• Aim of the exercise: Filter this data down to the lines that hold "color", and copy them.
◆ ◆ ◆ ◆ ◆ ◆ ◆
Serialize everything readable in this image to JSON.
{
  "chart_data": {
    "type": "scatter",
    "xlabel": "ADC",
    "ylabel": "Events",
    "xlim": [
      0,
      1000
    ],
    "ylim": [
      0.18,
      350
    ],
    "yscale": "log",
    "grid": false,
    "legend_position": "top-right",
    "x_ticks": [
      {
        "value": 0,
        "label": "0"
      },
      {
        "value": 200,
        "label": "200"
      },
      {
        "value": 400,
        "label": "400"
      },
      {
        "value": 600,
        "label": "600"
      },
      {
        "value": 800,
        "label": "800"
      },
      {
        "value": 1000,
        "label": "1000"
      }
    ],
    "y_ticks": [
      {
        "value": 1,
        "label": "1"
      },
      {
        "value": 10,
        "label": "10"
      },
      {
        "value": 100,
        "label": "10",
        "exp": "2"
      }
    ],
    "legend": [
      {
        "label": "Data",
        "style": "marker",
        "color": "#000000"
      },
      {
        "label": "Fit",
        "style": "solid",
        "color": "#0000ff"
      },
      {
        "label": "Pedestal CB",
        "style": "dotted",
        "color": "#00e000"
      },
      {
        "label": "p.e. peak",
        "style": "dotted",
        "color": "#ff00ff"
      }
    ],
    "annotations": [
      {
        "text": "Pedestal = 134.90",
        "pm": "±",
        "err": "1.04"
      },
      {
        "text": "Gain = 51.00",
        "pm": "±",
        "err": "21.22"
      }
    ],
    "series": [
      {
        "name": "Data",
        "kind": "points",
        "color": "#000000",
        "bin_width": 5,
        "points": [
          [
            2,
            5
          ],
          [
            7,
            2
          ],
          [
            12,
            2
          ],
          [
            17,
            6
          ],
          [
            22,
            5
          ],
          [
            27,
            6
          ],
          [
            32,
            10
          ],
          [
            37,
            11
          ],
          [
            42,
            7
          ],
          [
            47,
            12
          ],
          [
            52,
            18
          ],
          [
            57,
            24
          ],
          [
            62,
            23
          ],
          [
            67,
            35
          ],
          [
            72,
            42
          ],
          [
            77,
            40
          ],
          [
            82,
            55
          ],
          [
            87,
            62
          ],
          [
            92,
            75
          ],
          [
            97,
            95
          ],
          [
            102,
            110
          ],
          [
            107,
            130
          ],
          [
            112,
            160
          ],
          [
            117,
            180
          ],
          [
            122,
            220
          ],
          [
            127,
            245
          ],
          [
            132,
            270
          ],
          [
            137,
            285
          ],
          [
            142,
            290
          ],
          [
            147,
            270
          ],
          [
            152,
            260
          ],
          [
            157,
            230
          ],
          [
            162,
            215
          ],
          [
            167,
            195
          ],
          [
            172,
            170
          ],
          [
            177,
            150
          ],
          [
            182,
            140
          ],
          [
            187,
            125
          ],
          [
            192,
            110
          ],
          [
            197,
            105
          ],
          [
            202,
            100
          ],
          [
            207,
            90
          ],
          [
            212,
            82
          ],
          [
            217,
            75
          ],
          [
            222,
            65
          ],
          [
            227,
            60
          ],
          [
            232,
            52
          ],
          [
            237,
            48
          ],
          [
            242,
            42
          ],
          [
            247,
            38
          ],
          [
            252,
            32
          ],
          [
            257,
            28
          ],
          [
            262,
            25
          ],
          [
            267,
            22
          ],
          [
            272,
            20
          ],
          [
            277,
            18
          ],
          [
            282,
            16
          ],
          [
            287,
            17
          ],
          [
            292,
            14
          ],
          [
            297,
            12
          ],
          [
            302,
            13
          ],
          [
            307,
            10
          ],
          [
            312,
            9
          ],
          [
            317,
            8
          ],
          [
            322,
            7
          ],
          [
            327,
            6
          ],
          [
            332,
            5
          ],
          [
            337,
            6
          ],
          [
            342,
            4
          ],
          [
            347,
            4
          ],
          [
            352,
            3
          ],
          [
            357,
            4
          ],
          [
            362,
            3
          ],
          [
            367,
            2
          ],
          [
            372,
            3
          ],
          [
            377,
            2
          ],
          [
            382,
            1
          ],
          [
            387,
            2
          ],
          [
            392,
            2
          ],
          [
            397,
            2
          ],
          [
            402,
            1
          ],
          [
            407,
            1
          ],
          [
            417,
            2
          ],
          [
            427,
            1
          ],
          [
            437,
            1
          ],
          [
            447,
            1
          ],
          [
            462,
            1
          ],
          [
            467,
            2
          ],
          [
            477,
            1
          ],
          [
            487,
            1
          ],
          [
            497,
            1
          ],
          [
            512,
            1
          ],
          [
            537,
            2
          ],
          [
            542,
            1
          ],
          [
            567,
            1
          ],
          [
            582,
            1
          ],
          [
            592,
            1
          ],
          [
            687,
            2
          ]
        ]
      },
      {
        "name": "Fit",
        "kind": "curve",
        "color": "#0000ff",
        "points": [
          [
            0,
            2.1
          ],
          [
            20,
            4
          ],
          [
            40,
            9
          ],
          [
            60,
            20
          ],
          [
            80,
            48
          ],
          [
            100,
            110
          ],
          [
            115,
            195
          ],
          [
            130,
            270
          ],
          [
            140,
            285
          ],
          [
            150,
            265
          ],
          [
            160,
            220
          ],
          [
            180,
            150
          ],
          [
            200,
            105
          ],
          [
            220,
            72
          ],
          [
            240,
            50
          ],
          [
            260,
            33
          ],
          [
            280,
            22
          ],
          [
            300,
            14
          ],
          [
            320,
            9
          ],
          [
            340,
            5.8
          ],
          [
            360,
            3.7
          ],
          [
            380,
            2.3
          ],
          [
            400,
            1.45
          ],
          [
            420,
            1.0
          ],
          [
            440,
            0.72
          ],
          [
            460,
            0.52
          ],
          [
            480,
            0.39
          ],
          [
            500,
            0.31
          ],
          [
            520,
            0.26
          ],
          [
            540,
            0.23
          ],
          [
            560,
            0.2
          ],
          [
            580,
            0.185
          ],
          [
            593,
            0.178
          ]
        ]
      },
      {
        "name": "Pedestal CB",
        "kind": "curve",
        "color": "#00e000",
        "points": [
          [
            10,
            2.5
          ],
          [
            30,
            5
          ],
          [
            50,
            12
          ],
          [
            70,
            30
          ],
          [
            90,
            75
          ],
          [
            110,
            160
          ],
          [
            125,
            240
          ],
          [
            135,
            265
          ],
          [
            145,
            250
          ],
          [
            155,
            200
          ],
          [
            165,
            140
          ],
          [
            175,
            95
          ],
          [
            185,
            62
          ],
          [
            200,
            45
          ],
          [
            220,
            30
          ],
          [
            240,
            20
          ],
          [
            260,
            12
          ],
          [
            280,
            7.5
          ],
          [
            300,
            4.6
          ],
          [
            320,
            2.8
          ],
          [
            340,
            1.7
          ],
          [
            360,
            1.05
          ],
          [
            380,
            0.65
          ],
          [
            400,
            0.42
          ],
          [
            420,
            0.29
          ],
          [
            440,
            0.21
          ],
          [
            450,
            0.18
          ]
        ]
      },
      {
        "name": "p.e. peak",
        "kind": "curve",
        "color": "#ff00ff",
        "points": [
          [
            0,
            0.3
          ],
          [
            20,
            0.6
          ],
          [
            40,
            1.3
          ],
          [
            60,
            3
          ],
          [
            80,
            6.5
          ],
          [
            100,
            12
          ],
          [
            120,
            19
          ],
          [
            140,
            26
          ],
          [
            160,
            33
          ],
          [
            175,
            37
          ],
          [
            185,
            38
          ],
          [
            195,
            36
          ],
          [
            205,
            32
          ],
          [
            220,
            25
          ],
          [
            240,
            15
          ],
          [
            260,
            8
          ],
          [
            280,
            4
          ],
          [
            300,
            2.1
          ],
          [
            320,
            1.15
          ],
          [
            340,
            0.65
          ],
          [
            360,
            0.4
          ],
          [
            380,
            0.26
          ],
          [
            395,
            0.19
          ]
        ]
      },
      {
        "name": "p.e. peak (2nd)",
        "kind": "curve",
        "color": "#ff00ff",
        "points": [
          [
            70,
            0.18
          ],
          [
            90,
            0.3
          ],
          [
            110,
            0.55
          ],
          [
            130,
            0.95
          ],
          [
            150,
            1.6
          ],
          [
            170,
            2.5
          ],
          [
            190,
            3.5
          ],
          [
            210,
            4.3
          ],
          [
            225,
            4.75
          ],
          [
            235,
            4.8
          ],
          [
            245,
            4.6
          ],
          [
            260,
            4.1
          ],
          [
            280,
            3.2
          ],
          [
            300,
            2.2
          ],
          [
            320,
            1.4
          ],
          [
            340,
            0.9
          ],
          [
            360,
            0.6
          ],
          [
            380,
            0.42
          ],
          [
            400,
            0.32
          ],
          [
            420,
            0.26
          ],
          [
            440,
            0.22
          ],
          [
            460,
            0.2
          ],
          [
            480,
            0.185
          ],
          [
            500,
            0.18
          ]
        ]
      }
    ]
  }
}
◆ ◆ ◆ ◆ ◆ ◆ ◆
• Exercise solution:
        "color": "#000000"
        "color": "#0000ff"
        "color": "#00e000"
        "color": "#ff00ff"
        "color": "#000000",
        "color": "#0000ff",
        "color": "#00e000",
        "color": "#ff00ff",
        "color": "#ff00ff",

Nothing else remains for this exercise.